▶ **STATED GOAL**: Identify the lines holding "Mean" and copy them.

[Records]
---+---

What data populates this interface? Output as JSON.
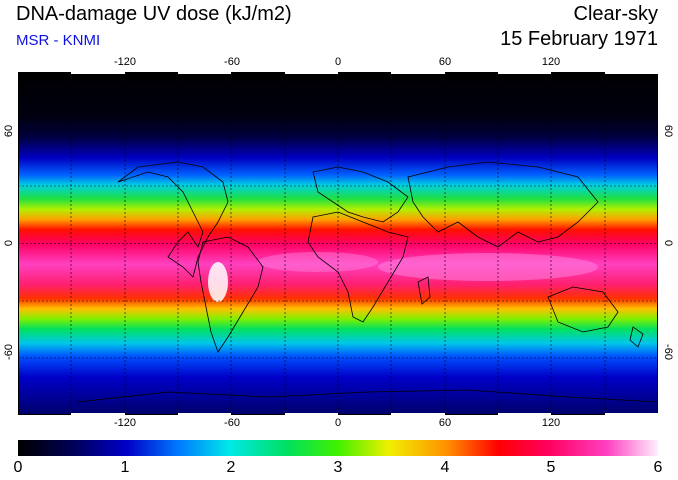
{
  "header": {
    "title": "DNA-damage UV dose (kJ/m2)",
    "source": "MSR - KNMI",
    "condition": "Clear-sky",
    "date": "15 February 1971"
  },
  "axes": {
    "lon_ticks": [
      "-120",
      "-60",
      "0",
      "60",
      "120"
    ],
    "lon_values": [
      -120,
      -60,
      0,
      60,
      120
    ],
    "lat_ticks": [
      "60",
      "0",
      "-60"
    ],
    "lat_values": [
      60,
      0,
      -60
    ],
    "lon_range": [
      -180,
      180
    ],
    "lat_range": [
      -90,
      90
    ]
  },
  "colorbar": {
    "labels": [
      "0",
      "1",
      "2",
      "3",
      "4",
      "5",
      "6"
    ],
    "range": [
      0,
      6
    ]
  },
  "colors": {
    "scale": [
      "#000000",
      "#000050",
      "#0000c8",
      "#0078ff",
      "#00e8e8",
      "#00e060",
      "#40f000",
      "#f0f000",
      "#ff9000",
      "#ff0000",
      "#ff0060",
      "#ff40c0",
      "#ffb0f0",
      "#ffffff"
    ]
  }
}
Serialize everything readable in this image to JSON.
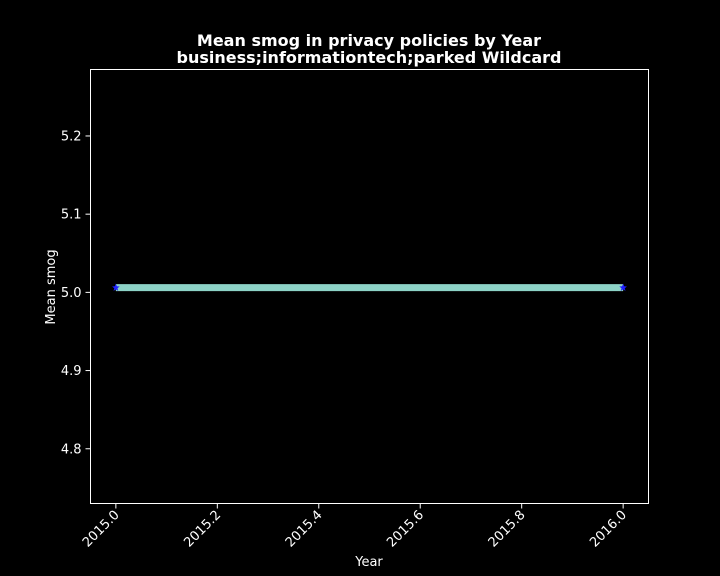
{
  "chart_data": {
    "type": "line",
    "title": "Mean smog in privacy policies by Year",
    "subtitle": "business;informationtech;parked Wildcard",
    "xlabel": "Year",
    "ylabel": "Mean smog",
    "x": [
      2015.0,
      2016.0
    ],
    "series": [
      {
        "values": [
          5.006,
          5.006
        ]
      }
    ],
    "xlim": [
      2014.95,
      2016.05
    ],
    "ylim": [
      4.73,
      5.285
    ],
    "xticks": [
      2015.0,
      2015.2,
      2015.4,
      2015.6,
      2015.8,
      2016.0
    ],
    "xtick_labels": [
      "2015.0",
      "2015.2",
      "2015.4",
      "2015.6",
      "2015.8",
      "2016.0"
    ],
    "yticks": [
      4.8,
      4.9,
      5.0,
      5.1,
      5.2
    ],
    "ytick_labels": [
      "4.8",
      "4.9",
      "5.0",
      "5.1",
      "5.2"
    ],
    "grid": false,
    "colors": {
      "background": "#000000",
      "axes": "#ffffff",
      "text": "#ffffff",
      "line": "#8dd3c7",
      "marker": "#1f1fff"
    },
    "marker": "star"
  }
}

---+---

▶ **FINISHED EXERCISE**:
    "title": "Mean smog in privacy policies by Year",
    "ylabel": "Mean smog",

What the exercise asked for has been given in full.